▶ _Task statement_
Print all the entries verbatim.

--- start of Raw data ---

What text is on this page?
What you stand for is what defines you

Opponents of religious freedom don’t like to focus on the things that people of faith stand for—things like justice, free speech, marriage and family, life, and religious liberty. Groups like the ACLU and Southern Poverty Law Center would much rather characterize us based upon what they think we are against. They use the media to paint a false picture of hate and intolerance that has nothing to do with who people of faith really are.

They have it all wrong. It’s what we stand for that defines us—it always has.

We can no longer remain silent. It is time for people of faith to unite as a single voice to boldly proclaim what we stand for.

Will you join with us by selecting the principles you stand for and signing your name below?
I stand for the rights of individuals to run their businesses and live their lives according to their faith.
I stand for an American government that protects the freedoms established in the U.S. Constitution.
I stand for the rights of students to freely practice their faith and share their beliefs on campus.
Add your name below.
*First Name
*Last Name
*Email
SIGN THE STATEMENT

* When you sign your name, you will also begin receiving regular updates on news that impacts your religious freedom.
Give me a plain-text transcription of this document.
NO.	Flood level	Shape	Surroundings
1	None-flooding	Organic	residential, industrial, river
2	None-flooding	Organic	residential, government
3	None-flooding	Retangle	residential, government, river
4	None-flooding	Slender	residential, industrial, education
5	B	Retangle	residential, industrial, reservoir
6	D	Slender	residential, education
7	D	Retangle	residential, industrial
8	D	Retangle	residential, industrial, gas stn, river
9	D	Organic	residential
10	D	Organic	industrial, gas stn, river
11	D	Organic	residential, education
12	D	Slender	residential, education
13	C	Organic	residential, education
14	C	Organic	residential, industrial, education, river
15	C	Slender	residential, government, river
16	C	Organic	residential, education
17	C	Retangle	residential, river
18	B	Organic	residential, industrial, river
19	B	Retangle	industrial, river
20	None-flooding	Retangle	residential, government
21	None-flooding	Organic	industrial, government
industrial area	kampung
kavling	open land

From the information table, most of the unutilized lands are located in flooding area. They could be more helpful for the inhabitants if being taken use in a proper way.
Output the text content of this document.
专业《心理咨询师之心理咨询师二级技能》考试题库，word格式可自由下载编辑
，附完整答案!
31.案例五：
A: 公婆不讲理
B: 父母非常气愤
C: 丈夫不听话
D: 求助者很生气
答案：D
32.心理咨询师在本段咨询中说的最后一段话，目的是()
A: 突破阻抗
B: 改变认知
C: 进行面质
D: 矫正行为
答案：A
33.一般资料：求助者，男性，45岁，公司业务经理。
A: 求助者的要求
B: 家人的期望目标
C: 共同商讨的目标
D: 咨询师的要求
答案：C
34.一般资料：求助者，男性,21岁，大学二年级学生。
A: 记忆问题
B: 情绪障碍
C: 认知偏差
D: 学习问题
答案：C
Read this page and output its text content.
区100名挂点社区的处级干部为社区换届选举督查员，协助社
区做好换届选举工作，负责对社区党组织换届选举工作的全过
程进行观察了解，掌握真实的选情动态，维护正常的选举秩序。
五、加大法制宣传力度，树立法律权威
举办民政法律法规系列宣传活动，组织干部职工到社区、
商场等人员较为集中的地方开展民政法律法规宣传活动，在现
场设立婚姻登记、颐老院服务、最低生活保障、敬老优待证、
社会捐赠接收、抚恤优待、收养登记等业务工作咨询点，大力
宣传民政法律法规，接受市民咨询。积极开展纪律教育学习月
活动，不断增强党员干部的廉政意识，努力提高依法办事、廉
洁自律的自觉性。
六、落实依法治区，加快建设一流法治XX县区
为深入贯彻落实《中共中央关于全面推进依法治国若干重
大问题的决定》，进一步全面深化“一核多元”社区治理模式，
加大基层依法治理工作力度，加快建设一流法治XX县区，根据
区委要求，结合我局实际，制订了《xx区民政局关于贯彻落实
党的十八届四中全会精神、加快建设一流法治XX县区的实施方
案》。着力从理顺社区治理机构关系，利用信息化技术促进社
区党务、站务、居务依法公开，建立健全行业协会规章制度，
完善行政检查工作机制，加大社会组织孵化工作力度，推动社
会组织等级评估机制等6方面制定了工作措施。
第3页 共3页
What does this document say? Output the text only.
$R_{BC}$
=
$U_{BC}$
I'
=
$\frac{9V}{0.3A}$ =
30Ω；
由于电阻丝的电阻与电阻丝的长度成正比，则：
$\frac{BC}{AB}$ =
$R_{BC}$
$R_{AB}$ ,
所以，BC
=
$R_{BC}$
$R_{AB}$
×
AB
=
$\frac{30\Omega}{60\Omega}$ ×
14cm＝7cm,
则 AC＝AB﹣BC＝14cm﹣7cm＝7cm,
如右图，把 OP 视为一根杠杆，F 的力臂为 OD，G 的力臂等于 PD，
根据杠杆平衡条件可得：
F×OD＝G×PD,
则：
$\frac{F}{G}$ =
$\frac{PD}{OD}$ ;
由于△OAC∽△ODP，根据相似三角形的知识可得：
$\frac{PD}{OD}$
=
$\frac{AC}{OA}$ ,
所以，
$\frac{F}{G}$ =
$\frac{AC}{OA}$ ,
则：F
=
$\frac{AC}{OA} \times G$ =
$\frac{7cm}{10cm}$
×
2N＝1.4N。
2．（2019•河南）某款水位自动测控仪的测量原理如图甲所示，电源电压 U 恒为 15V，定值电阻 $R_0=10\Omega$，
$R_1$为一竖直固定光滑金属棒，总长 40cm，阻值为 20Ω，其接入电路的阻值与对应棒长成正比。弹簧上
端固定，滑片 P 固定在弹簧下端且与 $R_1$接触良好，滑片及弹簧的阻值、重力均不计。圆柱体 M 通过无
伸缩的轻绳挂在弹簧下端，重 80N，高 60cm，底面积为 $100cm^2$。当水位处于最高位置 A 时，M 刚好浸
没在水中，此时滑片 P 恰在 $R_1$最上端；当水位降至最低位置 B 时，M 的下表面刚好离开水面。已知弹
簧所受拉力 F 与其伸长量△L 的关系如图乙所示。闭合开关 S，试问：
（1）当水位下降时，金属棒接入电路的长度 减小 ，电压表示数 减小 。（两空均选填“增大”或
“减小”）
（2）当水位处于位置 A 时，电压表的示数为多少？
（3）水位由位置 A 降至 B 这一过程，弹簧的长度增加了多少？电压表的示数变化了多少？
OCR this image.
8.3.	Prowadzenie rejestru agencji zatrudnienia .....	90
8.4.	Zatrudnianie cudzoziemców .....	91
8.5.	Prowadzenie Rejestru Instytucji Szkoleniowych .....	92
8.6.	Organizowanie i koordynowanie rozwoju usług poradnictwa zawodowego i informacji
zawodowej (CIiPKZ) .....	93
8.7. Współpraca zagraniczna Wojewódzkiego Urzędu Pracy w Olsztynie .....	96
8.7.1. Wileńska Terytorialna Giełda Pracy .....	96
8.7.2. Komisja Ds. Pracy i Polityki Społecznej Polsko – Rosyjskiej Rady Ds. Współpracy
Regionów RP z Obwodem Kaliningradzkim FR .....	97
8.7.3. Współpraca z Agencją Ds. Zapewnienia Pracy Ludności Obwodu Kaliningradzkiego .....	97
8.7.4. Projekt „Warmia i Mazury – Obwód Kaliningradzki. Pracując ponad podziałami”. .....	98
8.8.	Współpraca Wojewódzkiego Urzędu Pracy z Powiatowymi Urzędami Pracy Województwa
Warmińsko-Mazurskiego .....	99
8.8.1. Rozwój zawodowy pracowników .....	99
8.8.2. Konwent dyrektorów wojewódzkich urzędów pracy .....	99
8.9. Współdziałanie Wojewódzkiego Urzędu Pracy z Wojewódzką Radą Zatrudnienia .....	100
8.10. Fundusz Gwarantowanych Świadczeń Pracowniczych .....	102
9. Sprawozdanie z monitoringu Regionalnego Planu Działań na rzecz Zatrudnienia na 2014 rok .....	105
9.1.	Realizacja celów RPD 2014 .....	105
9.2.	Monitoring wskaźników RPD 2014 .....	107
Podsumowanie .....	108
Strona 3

--- end of Raw data ---

▶ _Answer to the task_
What text is on this page?
What you stand for is what defines you

Opponents of religious freedom don’t like to focus on the things that people of faith stand for—things like justice, free speech, marriage and family, life, and religious liberty. Groups like the ACLU and Southern Poverty Law Center would much rather characterize us based upon what they think we are against. They use the media to paint a false picture of hate and intolerance that has nothing to do with who people of faith really are.

They have it all wrong. It’s what we stand for that defines us—it always has.

We can no longer remain silent. It is time for people of faith to unite as a single voice to boldly proclaim what we stand for.

Will you join with us by selecting the principles you stand for and signing your name below?
I stand for the rights of individuals to run their businesses and live their lives according to their faith.
I stand for an American government that protects the freedoms established in the U.S. Constitution.
I stand for the rights of students to freely practice their faith and share their beliefs on campus.
Add your name below.
*First Name
*Last Name
*Email
SIGN THE STATEMENT

* When you sign your name, you will also begin receiving regular updates on news that impacts your religious freedom.
Give me a plain-text transcription of this document.
NO.	Flood level	Shape	Surroundings
1	None-flooding	Organic	residential, industrial, river
2	None-flooding	Organic	residential, government
3	None-flooding	Retangle	residential, government, river
4	None-flooding	Slender	residential, industrial, education
5	B	Retangle	residential, industrial, reservoir
6	D	Slender	residential, education
7	D	Retangle	residential, industrial
8	D	Retangle	residential, industrial, gas stn, river
9	D	Organic	residential
10	D	Organic	industrial, gas stn, river
11	D	Organic	residential, education
12	D	Slender	residential, education
13	C	Organic	residential, education
14	C	Organic	residential, industrial, education, river
15	C	Slender	residential, government, river
16	C	Organic	residential, education
17	C	Retangle	residential, river
18	B	Organic	residential, industrial, river
19	B	Retangle	industrial, river
20	None-flooding	Retangle	residential, government
21	None-flooding	Organic	industrial, government
industrial area	kampung
kavling	open land

From the information table, most of the unutilized lands are located in flooding area. They could be more helpful for the inhabitants if being taken use in a proper way.
Output the text content of this document.
专业《心理咨询师之心理咨询师二级技能》考试题库，word格式可自由下载编辑
，附完整答案!
31.案例五：
A: 公婆不讲理
B: 父母非常气愤
C: 丈夫不听话
D: 求助者很生气
答案：D
32.心理咨询师在本段咨询中说的最后一段话，目的是()
A: 突破阻抗
B: 改变认知
C: 进行面质
D: 矫正行为
答案：A
33.一般资料：求助者，男性，45岁，公司业务经理。
A: 求助者的要求
B: 家人的期望目标
C: 共同商讨的目标
D: 咨询师的要求
答案：C
34.一般资料：求助者，男性,21岁，大学二年级学生。
A: 记忆问题
B: 情绪障碍
C: 认知偏差
D: 学习问题
答案：C
Read this page and output its text content.
区100名挂点社区的处级干部为社区换届选举督查员，协助社
区做好换届选举工作，负责对社区党组织换届选举工作的全过
程进行观察了解，掌握真实的选情动态，维护正常的选举秩序。
五、加大法制宣传力度，树立法律权威
举办民政法律法规系列宣传活动，组织干部职工到社区、
商场等人员较为集中的地方开展民政法律法规宣传活动，在现
场设立婚姻登记、颐老院服务、最低生活保障、敬老优待证、
社会捐赠接收、抚恤优待、收养登记等业务工作咨询点，大力
宣传民政法律法规，接受市民咨询。积极开展纪律教育学习月
活动，不断增强党员干部的廉政意识，努力提高依法办事、廉
洁自律的自觉性。
六、落实依法治区，加快建设一流法治XX县区
为深入贯彻落实《中共中央关于全面推进依法治国若干重
大问题的决定》，进一步全面深化“一核多元”社区治理模式，
加大基层依法治理工作力度，加快建设一流法治XX县区，根据
区委要求，结合我局实际，制订了《xx区民政局关于贯彻落实
党的十八届四中全会精神、加快建设一流法治XX县区的实施方
案》。着力从理顺社区治理机构关系，利用信息化技术促进社
区党务、站务、居务依法公开，建立健全行业协会规章制度，
完善行政检查工作机制，加大社会组织孵化工作力度，推动社
会组织等级评估机制等6方面制定了工作措施。
第3页 共3页
What does this document say? Output the text only.
$R_{BC}$
=
$U_{BC}$
I'
=
$\frac{9V}{0.3A}$ =
30Ω；
由于电阻丝的电阻与电阻丝的长度成正比，则：
$\frac{BC}{AB}$ =
$R_{BC}$
$R_{AB}$ ,
所以，BC
=
$R_{BC}$
$R_{AB}$
×
AB
=
$\frac{30\Omega}{60\Omega}$ ×
14cm＝7cm,
则 AC＝AB﹣BC＝14cm﹣7cm＝7cm,
如右图，把 OP 视为一根杠杆，F 的力臂为 OD，G 的力臂等于 PD，
根据杠杆平衡条件可得：
F×OD＝G×PD,
则：
$\frac{F}{G}$ =
$\frac{PD}{OD}$ ;
由于△OAC∽△ODP，根据相似三角形的知识可得：
$\frac{PD}{OD}$
=
$\frac{AC}{OA}$ ,
所以，
$\frac{F}{G}$ =
$\frac{AC}{OA}$ ,
则：F
=
$\frac{AC}{OA} \times G$ =
$\frac{7cm}{10cm}$
×
2N＝1.4N。
2．（2019•河南）某款水位自动测控仪的测量原理如图甲所示，电源电压 U 恒为 15V，定值电阻 $R_0=10\Omega$，
$R_1$为一竖直固定光滑金属棒，总长 40cm，阻值为 20Ω，其接入电路的阻值与对应棒长成正比。弹簧上
端固定，滑片 P 固定在弹簧下端且与 $R_1$接触良好，滑片及弹簧的阻值、重力均不计。圆柱体 M 通过无
伸缩的轻绳挂在弹簧下端，重 80N，高 60cm，底面积为 $100cm^2$。当水位处于最高位置 A 时，M 刚好浸
没在水中，此时滑片 P 恰在 $R_1$最上端；当水位降至最低位置 B 时，M 的下表面刚好离开水面。已知弹
簧所受拉力 F 与其伸长量△L 的关系如图乙所示。闭合开关 S，试问：
（1）当水位下降时，金属棒接入电路的长度 减小 ，电压表示数 减小 。（两空均选填“增大”或
“减小”）
（2）当水位处于位置 A 时，电压表的示数为多少？
（3）水位由位置 A 降至 B 这一过程，弹簧的长度增加了多少？电压表的示数变化了多少？
OCR this image.
8.3.	Prowadzenie rejestru agencji zatrudnienia .....	90
8.4.	Zatrudnianie cudzoziemców .....	91
8.5.	Prowadzenie Rejestru Instytucji Szkoleniowych .....	92
8.6.	Organizowanie i koordynowanie rozwoju usług poradnictwa zawodowego i informacji
zawodowej (CIiPKZ) .....	93
8.7. Współpraca zagraniczna Wojewódzkiego Urzędu Pracy w Olsztynie .....	96
8.7.1. Wileńska Terytorialna Giełda Pracy .....	96
8.7.2. Komisja Ds. Pracy i Polityki Społecznej Polsko – Rosyjskiej Rady Ds. Współpracy
Regionów RP z Obwodem Kaliningradzkim FR .....	97
8.7.3. Współpraca z Agencją Ds. Zapewnienia Pracy Ludności Obwodu Kaliningradzkiego .....	97
8.7.4. Projekt „Warmia i Mazury – Obwód Kaliningradzki. Pracując ponad podziałami”. .....	98
8.8.	Współpraca Wojewódzkiego Urzędu Pracy z Powiatowymi Urzędami Pracy Województwa
Warmińsko-Mazurskiego .....	99
8.8.1. Rozwój zawodowy pracowników .....	99
8.8.2. Konwent dyrektorów wojewódzkich urzędów pracy .....	99
8.9. Współdziałanie Wojewódzkiego Urzędu Pracy z Wojewódzką Radą Zatrudnienia .....	100
8.10. Fundusz Gwarantowanych Świadczeń Pracowniczych .....	102
9. Sprawozdanie z monitoringu Regionalnego Planu Działań na rzecz Zatrudnienia na 2014 rok .....	105
9.1.	Realizacja celów RPD 2014 .....	105
9.2.	Monitoring wskaźników RPD 2014 .....	107
Podsumowanie .....	108
Strona 3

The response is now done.